#### Objective:
Go through the entries below and write each one out exactly.

========

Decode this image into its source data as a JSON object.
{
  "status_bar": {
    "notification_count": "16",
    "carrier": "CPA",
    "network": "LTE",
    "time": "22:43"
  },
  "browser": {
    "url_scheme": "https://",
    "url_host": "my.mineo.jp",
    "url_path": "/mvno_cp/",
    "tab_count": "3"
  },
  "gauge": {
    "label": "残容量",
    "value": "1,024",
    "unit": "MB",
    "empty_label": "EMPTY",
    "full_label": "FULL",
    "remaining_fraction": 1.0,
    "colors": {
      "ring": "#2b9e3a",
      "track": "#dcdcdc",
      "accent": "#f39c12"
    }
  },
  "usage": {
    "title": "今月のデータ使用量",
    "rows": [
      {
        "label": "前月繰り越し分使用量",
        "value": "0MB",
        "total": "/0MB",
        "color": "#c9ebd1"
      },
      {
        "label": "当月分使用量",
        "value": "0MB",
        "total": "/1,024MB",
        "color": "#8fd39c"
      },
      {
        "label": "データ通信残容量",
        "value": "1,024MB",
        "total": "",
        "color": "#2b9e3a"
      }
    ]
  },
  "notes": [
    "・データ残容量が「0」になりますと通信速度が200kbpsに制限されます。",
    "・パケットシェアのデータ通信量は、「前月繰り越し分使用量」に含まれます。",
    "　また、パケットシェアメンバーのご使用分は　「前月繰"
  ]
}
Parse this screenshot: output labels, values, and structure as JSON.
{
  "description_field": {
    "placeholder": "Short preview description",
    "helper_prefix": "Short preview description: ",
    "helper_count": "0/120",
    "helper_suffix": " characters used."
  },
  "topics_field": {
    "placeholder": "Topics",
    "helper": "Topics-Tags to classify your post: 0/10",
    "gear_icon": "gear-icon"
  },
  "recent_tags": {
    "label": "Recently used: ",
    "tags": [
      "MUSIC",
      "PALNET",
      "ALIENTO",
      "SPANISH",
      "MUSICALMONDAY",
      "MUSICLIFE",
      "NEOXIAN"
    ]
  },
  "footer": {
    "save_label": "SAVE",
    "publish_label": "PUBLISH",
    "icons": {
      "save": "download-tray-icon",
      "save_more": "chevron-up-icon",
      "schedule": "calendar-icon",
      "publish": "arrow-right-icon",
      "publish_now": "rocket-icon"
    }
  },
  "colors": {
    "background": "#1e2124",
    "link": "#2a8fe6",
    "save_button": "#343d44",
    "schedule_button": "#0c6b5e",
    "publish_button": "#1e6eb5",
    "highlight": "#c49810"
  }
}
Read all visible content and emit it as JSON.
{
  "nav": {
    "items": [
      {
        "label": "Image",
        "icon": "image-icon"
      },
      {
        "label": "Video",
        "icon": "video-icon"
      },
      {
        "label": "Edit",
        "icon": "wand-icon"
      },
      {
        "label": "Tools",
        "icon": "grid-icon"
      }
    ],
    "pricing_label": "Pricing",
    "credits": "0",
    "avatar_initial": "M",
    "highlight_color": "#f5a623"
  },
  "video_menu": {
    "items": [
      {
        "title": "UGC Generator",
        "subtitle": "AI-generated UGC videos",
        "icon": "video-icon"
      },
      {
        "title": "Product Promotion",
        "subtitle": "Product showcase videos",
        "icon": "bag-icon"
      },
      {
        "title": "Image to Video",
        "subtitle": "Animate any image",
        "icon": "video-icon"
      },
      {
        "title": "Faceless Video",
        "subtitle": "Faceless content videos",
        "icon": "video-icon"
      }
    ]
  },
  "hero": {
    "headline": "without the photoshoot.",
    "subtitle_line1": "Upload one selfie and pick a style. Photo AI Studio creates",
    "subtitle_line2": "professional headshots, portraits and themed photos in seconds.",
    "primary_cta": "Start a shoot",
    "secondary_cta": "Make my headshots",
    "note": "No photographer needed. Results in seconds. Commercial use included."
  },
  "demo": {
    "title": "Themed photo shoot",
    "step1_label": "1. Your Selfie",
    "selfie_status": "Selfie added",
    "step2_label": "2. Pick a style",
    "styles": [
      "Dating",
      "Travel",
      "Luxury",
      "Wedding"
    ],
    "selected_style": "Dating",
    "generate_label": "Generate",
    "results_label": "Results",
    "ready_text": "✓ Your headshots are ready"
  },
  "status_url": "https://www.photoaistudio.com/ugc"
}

========

#### Result:
Decode this image into its source data as a JSON object.
{
  "status_bar": {
    "notification_count": "16",
    "carrier": "CPA",
    "network": "LTE",
    "time": "22:43"
  },
  "browser": {
    "url_scheme": "https://",
    "url_host": "my.mineo.jp",
    "url_path": "/mvno_cp/",
    "tab_count": "3"
  },
  "gauge": {
    "label": "残容量",
    "value": "1,024",
    "unit": "MB",
    "empty_label": "EMPTY",
    "full_label": "FULL",
    "remaining_fraction": 1.0,
    "colors": {
      "ring": "#2b9e3a",
      "track": "#dcdcdc",
      "accent": "#f39c12"
    }
  },
  "usage": {
    "title": "今月のデータ使用量",
    "rows": [
      {
        "label": "前月繰り越し分使用量",
        "value": "0MB",
        "total": "/0MB",
        "color": "#c9ebd1"
      },
      {
        "label": "当月分使用量",
        "value": "0MB",
        "total": "/1,024MB",
        "color": "#8fd39c"
      },
      {
        "label": "データ通信残容量",
        "value": "1,024MB",
        "total": "",
        "color": "#2b9e3a"
      }
    ]
  },
  "notes": [
    "・データ残容量が「0」になりますと通信速度が200kbpsに制限されます。",
    "・パケットシェアのデータ通信量は、「前月繰り越し分使用量」に含まれます。",
    "　また、パケットシェアメンバーのご使用分は　「前月繰"
  ]
}
Parse this screenshot: output labels, values, and structure as JSON.
{
  "description_field": {
    "placeholder": "Short preview description",
    "helper_prefix": "Short preview description: ",
    "helper_count": "0/120",
    "helper_suffix": " characters used."
  },
  "topics_field": {
    "placeholder": "Topics",
    "helper": "Topics-Tags to classify your post: 0/10",
    "gear_icon": "gear-icon"
  },
  "recent_tags": {
    "label": "Recently used: ",
    "tags": [
      "MUSIC",
      "PALNET",
      "ALIENTO",
      "SPANISH",
      "MUSICALMONDAY",
      "MUSICLIFE",
      "NEOXIAN"
    ]
  },
  "footer": {
    "save_label": "SAVE",
    "publish_label": "PUBLISH",
    "icons": {
      "save": "download-tray-icon",
      "save_more": "chevron-up-icon",
      "schedule": "calendar-icon",
      "publish": "arrow-right-icon",
      "publish_now": "rocket-icon"
    }
  },
  "colors": {
    "background": "#1e2124",
    "link": "#2a8fe6",
    "save_button": "#343d44",
    "schedule_button": "#0c6b5e",
    "publish_button": "#1e6eb5",
    "highlight": "#c49810"
  }
}
Read all visible content and emit it as JSON.
{
  "nav": {
    "items": [
      {
        "label": "Image",
        "icon": "image-icon"
      },
      {
        "label": "Video",
        "icon": "video-icon"
      },
      {
        "label": "Edit",
        "icon": "wand-icon"
      },
      {
        "label": "Tools",
        "icon": "grid-icon"
      }
    ],
    "pricing_label": "Pricing",
    "credits": "0",
    "avatar_initial": "M",
    "highlight_color": "#f5a623"
  },
  "video_menu": {
    "items": [
      {
        "title": "UGC Generator",
        "subtitle": "AI-generated UGC videos",
        "icon": "video-icon"
      },
      {
        "title": "Product Promotion",
        "subtitle": "Product showcase videos",
        "icon": "bag-icon"
      },
      {
        "title": "Image to Video",
        "subtitle": "Animate any image",
        "icon": "video-icon"
      },
      {
        "title": "Faceless Video",
        "subtitle": "Faceless content videos",
        "icon": "video-icon"
      }
    ]
  },
  "hero": {
    "headline": "without the photoshoot.",
    "subtitle_line1": "Upload one selfie and pick a style. Photo AI Studio creates",
    "subtitle_line2": "professional headshots, portraits and themed photos in seconds.",
    "primary_cta": "Start a shoot",
    "secondary_cta": "Make my headshots",
    "note": "No photographer needed. Results in seconds. Commercial use included."
  },
  "demo": {
    "title": "Themed photo shoot",
    "step1_label": "1. Your Selfie",
    "selfie_status": "Selfie added",
    "step2_label": "2. Pick a style",
    "styles": [
      "Dating",
      "Travel",
      "Luxury",
      "Wedding"
    ],
    "selected_style": "Dating",
    "generate_label": "Generate",
    "results_label": "Results",
    "ready_text": "✓ Your headshots are ready"
  },
  "status_url": "https://www.photoaistudio.com/ugc"
}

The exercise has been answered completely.